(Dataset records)
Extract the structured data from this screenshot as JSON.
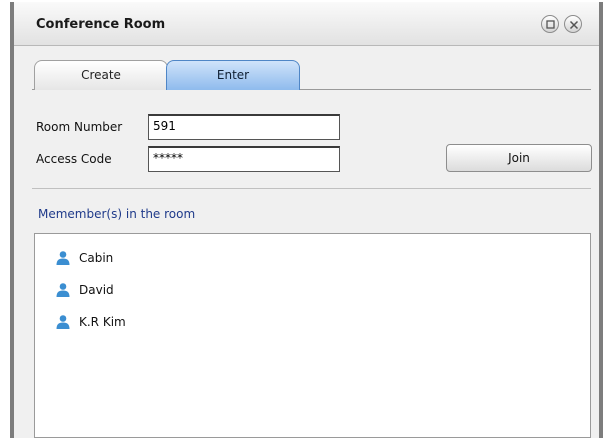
{
  "window": {
    "title": "Conference Room"
  },
  "tabs": [
    {
      "label": "Create",
      "active": false
    },
    {
      "label": "Enter",
      "active": true
    }
  ],
  "form": {
    "room_number_label": "Room Number",
    "room_number_value": "591",
    "access_code_label": "Access Code",
    "access_code_value": "*****",
    "join_label": "Join"
  },
  "members": {
    "label": "Memember(s) in the room",
    "list": [
      {
        "name": "Cabin",
        "icon": "user-icon"
      },
      {
        "name": "David",
        "icon": "user-icon"
      },
      {
        "name": "K.R Kim",
        "icon": "user-icon"
      }
    ]
  },
  "colors": {
    "active_tab": "#8fbbed",
    "member_label": "#1f3a8a",
    "user_icon": "#3b8ed1"
  }
}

**Exercise directions:**
Every entry above needs to be retyped exactly; drop the pictures.

**Task answer:**
Extract the structured data from this screenshot as JSON.
{
  "window": {
    "title": "Conference Room"
  },
  "tabs": [
    {
      "label": "Create",
      "active": false
    },
    {
      "label": "Enter",
      "active": true
    }
  ],
  "form": {
    "room_number_label": "Room Number",
    "room_number_value": "591",
    "access_code_label": "Access Code",
    "access_code_value": "*****",
    "join_label": "Join"
  },
  "members": {
    "label": "Memember(s) in the room",
    "list": [
      {
        "name": "Cabin",
        "icon": "user-icon"
      },
      {
        "name": "David",
        "icon": "user-icon"
      },
      {
        "name": "K.R Kim",
        "icon": "user-icon"
      }
    ]
  },
  "colors": {
    "active_tab": "#8fbbed",
    "member_label": "#1f3a8a",
    "user_icon": "#3b8ed1"
  }
}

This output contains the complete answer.